Dataset items
————
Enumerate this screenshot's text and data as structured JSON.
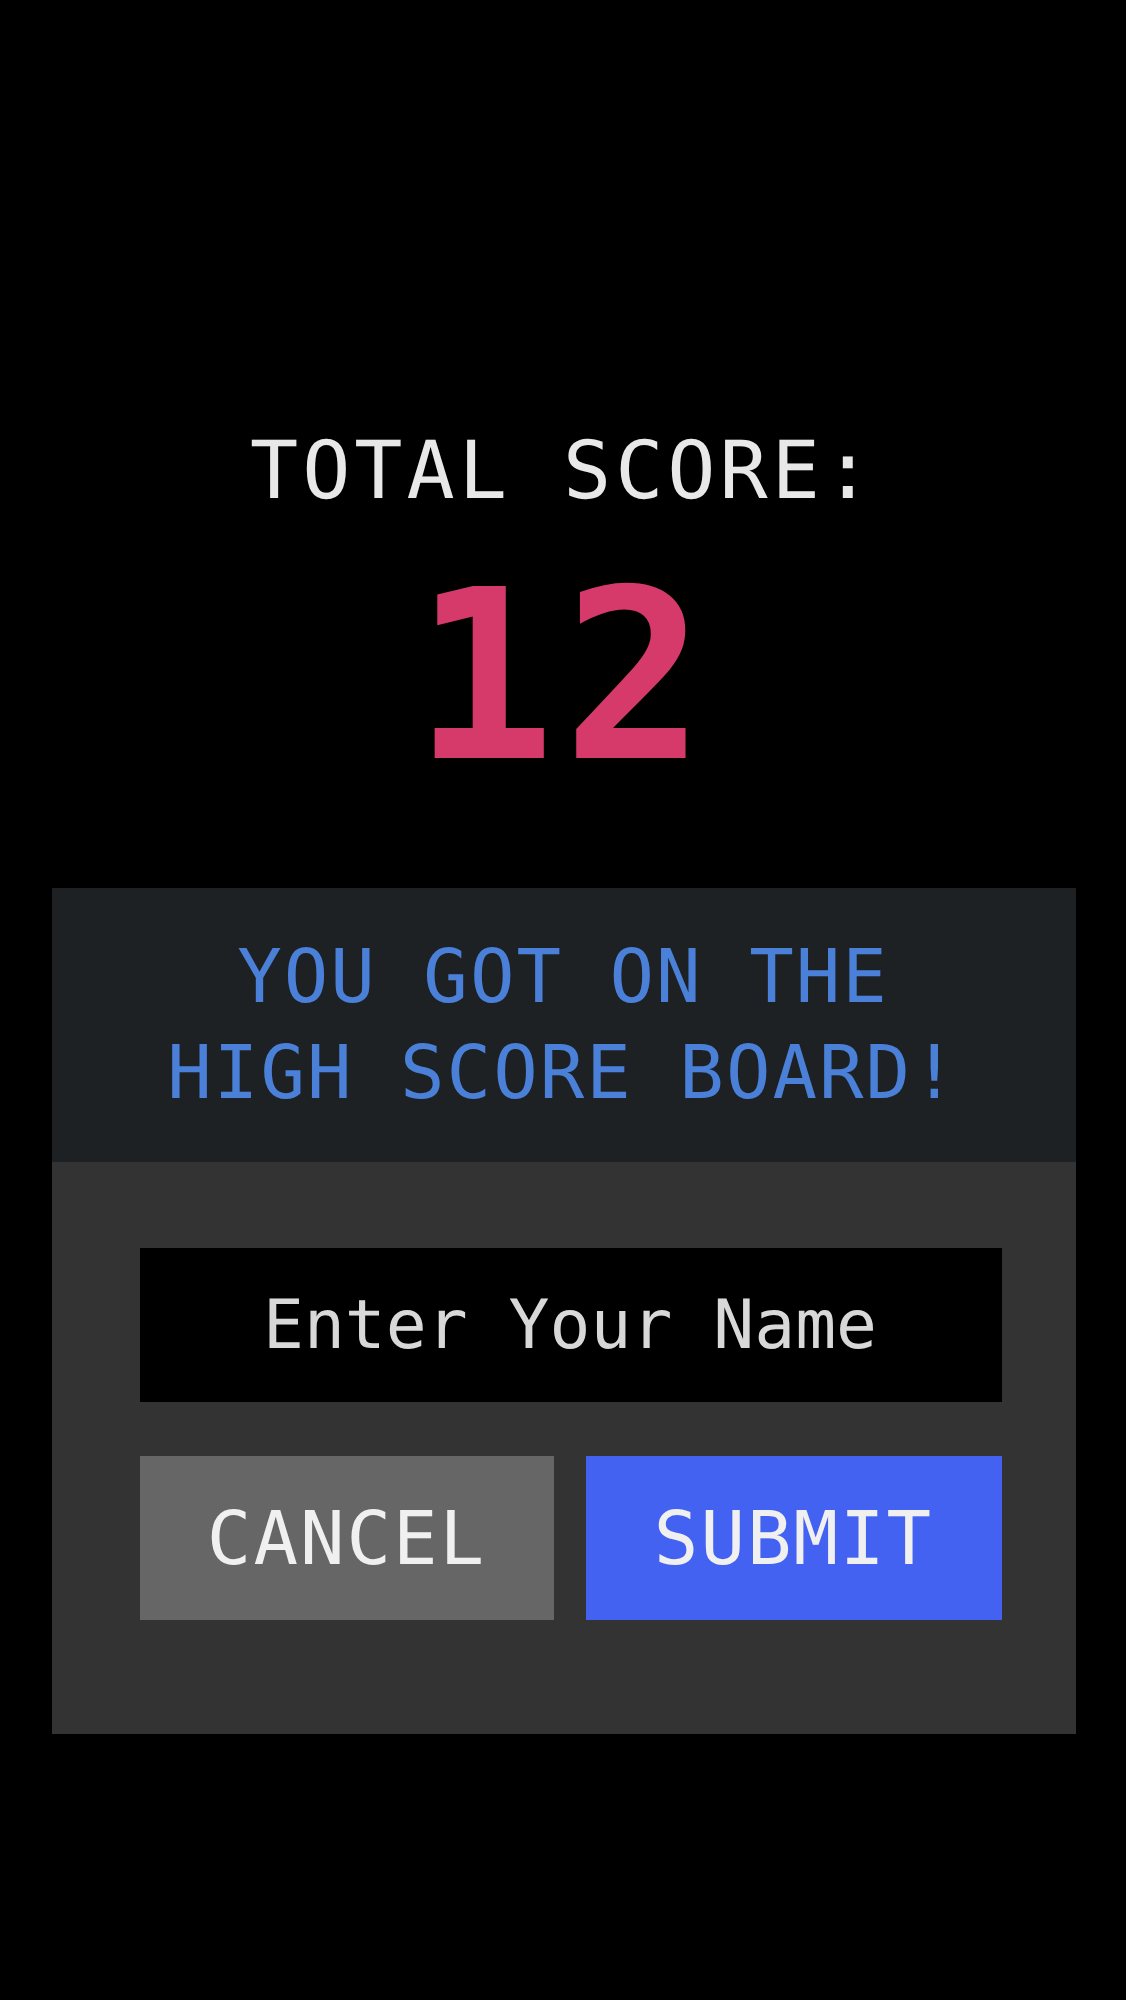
{
  "score_label": "TOTAL SCORE:",
  "score": "12",
  "dialog": {
    "title_lines": [
      "YOU GOT ON THE",
      "HIGH SCORE BOARD!"
    ],
    "name_field": {
      "placeholder": "Enter Your Name"
    },
    "buttons": [
      {
        "label": "CANCEL",
        "kind": "cancel"
      },
      {
        "label": "SUBMIT",
        "kind": "submit"
      }
    ]
  }
}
————
### EXERCISE DETAILS
Write out the listing above exactly as it stands, pictures excluded.

### RESULT BELOW
Enumerate this screenshot's text and data as structured JSON.
{
  "score_label": "TOTAL SCORE:",
  "score": "12",
  "dialog": {
    "title_lines": [
      "YOU GOT ON THE",
      "HIGH SCORE BOARD!"
    ],
    "name_field": {
      "placeholder": "Enter Your Name"
    },
    "buttons": [
      {
        "label": "CANCEL",
        "kind": "cancel"
      },
      {
        "label": "SUBMIT",
        "kind": "submit"
      }
    ]
  }
}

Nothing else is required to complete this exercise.